## Provided data
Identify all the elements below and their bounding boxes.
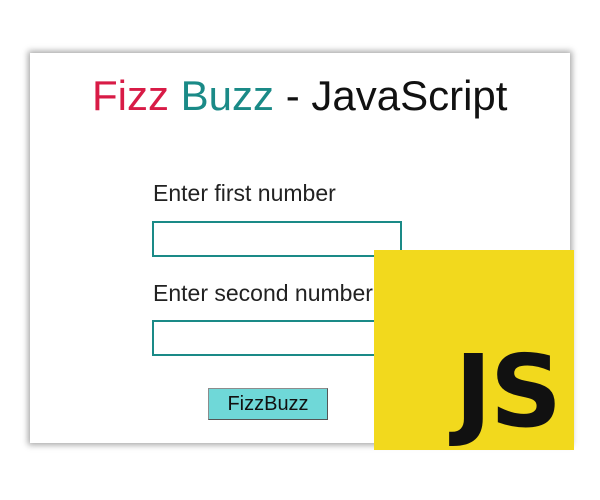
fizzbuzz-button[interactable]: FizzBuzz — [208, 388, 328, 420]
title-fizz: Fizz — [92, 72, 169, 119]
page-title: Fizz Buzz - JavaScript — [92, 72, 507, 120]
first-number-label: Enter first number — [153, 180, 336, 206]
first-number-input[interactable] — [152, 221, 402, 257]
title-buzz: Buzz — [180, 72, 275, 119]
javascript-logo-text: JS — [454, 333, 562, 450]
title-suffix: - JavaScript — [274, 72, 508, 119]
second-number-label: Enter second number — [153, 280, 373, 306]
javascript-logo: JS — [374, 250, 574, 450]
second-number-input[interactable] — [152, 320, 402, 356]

--

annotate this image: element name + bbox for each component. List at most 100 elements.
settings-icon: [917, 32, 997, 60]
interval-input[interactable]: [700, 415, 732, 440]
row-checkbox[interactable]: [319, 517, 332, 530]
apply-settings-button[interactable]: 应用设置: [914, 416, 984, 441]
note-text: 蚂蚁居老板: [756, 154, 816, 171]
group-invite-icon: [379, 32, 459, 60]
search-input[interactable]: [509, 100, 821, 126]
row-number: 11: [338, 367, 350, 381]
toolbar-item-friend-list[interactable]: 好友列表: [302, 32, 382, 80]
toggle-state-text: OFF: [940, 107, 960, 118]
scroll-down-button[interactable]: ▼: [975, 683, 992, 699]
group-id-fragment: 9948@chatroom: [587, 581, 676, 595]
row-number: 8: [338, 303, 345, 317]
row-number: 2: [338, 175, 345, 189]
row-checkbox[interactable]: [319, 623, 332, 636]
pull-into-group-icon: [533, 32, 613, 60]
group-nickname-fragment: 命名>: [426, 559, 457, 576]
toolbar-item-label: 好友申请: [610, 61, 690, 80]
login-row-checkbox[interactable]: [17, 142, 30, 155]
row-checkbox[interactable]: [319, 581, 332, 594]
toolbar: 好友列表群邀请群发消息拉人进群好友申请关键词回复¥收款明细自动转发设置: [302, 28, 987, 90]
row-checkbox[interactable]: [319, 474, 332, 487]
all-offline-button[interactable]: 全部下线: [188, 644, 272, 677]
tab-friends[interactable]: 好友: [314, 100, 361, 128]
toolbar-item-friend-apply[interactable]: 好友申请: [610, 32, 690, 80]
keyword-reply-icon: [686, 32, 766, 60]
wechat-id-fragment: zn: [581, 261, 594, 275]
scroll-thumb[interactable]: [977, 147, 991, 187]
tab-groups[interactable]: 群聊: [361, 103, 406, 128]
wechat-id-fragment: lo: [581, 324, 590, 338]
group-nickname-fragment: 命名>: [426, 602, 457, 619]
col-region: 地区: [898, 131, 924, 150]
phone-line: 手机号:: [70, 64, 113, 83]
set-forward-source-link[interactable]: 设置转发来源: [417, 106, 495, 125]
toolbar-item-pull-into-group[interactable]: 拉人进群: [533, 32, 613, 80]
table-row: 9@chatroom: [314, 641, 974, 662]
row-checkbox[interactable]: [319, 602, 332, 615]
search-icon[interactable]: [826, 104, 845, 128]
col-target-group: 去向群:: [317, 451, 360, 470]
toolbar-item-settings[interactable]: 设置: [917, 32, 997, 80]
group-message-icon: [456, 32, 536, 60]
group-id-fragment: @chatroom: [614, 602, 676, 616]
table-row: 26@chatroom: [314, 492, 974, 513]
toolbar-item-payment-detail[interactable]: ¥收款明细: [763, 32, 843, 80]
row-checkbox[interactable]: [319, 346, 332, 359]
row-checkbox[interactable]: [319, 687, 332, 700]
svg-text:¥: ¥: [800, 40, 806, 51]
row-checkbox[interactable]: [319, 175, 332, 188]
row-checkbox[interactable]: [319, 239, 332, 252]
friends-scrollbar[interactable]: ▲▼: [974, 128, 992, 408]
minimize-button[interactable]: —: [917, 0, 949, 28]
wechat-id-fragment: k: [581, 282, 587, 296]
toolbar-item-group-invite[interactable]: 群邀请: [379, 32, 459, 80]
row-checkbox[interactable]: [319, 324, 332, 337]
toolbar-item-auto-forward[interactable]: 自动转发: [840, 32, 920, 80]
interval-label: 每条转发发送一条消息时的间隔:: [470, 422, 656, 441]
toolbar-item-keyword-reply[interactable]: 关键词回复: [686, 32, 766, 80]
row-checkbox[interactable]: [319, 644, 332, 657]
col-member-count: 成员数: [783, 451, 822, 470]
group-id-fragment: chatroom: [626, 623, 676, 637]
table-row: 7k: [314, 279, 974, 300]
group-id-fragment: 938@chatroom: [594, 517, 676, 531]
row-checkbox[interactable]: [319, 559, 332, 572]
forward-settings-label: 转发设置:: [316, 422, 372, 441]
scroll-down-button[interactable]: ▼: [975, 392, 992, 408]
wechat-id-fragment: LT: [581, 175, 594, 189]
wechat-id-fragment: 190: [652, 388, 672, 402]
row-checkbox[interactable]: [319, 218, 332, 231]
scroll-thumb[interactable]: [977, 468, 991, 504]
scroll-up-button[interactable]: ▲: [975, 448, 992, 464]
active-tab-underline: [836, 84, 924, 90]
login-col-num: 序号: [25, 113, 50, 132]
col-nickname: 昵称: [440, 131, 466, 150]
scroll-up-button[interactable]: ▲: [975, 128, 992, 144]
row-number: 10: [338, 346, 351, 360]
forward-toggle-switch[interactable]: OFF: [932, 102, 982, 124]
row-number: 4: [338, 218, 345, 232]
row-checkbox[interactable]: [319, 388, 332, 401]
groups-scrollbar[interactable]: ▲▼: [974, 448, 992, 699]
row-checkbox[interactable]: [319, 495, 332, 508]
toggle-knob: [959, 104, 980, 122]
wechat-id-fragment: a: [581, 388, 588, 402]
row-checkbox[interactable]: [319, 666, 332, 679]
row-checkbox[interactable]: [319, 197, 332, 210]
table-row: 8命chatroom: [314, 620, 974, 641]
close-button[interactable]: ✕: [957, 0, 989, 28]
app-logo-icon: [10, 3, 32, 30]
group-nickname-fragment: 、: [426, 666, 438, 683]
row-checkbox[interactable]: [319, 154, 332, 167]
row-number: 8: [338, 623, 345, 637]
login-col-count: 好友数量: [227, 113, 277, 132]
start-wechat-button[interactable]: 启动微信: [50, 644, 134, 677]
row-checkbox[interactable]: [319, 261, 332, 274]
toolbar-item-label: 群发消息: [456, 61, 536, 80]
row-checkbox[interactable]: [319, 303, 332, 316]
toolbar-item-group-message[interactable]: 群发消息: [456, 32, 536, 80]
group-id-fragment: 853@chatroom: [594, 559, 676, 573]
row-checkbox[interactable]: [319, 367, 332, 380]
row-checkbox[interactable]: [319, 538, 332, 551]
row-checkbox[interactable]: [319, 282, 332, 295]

## Work instructions
Reproduce the items, starting at the line that contains "Identify all the" and stopping after the line that contains "second-number-input[interactable] — [152, 320, 402, 356]". Leave the picture out of your answer.

## Response to this task
Identify all the elements below and their bounding boxes.
fizzbuzz-button[interactable]: FizzBuzz — [208, 388, 328, 420]
title-fizz: Fizz — [92, 72, 169, 119]
page-title: Fizz Buzz - JavaScript — [92, 72, 507, 120]
first-number-label: Enter first number — [153, 180, 336, 206]
first-number-input[interactable] — [152, 221, 402, 257]
title-buzz: Buzz — [180, 72, 275, 119]
javascript-logo-text: JS — [454, 333, 562, 450]
title-suffix: - JavaScript — [274, 72, 508, 119]
second-number-label: Enter second number — [153, 280, 373, 306]
javascript-logo: JS — [374, 250, 574, 450]
second-number-input[interactable] — [152, 320, 402, 356]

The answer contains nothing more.